AIM OF THE TASK: Output the material exactly, but drop every image it holds.

LISTED ENTRIES:

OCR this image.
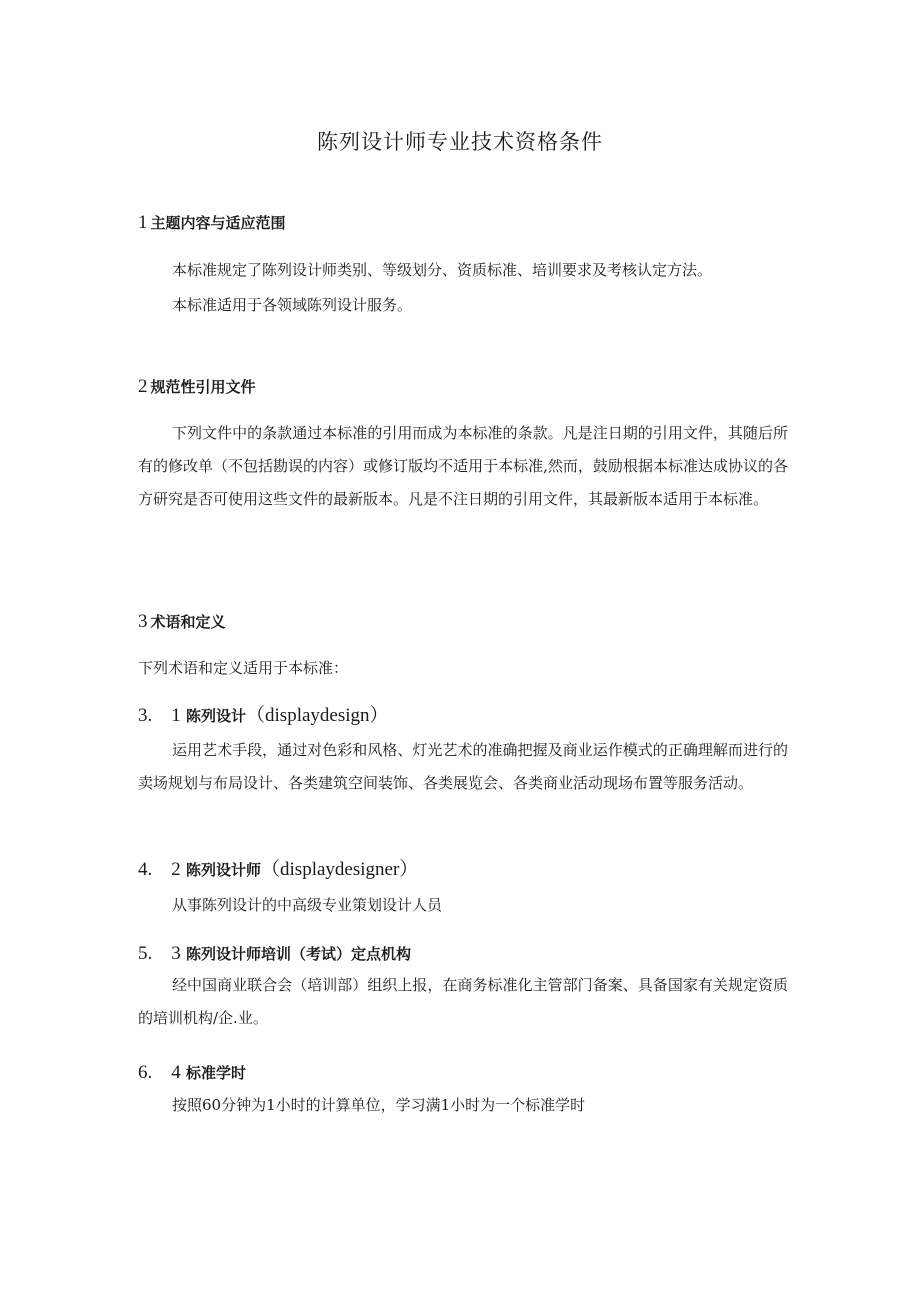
陈列设计师专业技术资格条件
1 主题内容与适应范围
本标准规定了陈列设计师类别、等级划分、资质标准、培训要求及考核认定方法。
本标准适用于各领域陈列设计服务。
2 规范性引用文件
下列文件中的条款通过本标准的引用而成为本标准的条款。凡是注日期的引用文件，其随后所有的修改单（不包括勘误的内容）或修订版均不适用于本标准,然而，鼓励根据本标准达成协议的各方研究是否可使用这些文件的最新版本。凡是不注日期的引用文件，其最新版本适用于本标准。
3 术语和定义
下列术语和定义适用于本标准：
3.　1 陈列设计（displaydesign）
运用艺术手段，通过对色彩和风格、灯光艺术的准确把握及商业运作模式的正确理解而进行的卖场规划与布局设计、各类建筑空间装饰、各类展览会、各类商业活动现场布置等服务活动。
4.　2 陈列设计师（displaydesigner）
从事陈列设计的中高级专业策划设计人员
5.　3 陈列设计师培训（考试）定点机构
经中国商业联合会（培训部）组织上报，在商务标准化主管部门备案、具备国家有关规定资质的培训机构/企.业。
6.　4 标准学时
按照60分钟为1小时的计算单位，学习满1小时为一个标准学时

THE COMPLETED TASK:
OCR this image.
陈列设计师专业技术资格条件
1 主题内容与适应范围
本标准规定了陈列设计师类别、等级划分、资质标准、培训要求及考核认定方法。
本标准适用于各领域陈列设计服务。
2 规范性引用文件
下列文件中的条款通过本标准的引用而成为本标准的条款。凡是注日期的引用文件，其随后所有的修改单（不包括勘误的内容）或修订版均不适用于本标准,然而，鼓励根据本标准达成协议的各方研究是否可使用这些文件的最新版本。凡是不注日期的引用文件，其最新版本适用于本标准。
3 术语和定义
下列术语和定义适用于本标准：
3.　1 陈列设计（displaydesign）
运用艺术手段，通过对色彩和风格、灯光艺术的准确把握及商业运作模式的正确理解而进行的卖场规划与布局设计、各类建筑空间装饰、各类展览会、各类商业活动现场布置等服务活动。
4.　2 陈列设计师（displaydesigner）
从事陈列设计的中高级专业策划设计人员
5.　3 陈列设计师培训（考试）定点机构
经中国商业联合会（培训部）组织上报，在商务标准化主管部门备案、具备国家有关规定资质的培训机构/企.业。
6.　4 标准学时
按照60分钟为1小时的计算单位，学习满1小时为一个标准学时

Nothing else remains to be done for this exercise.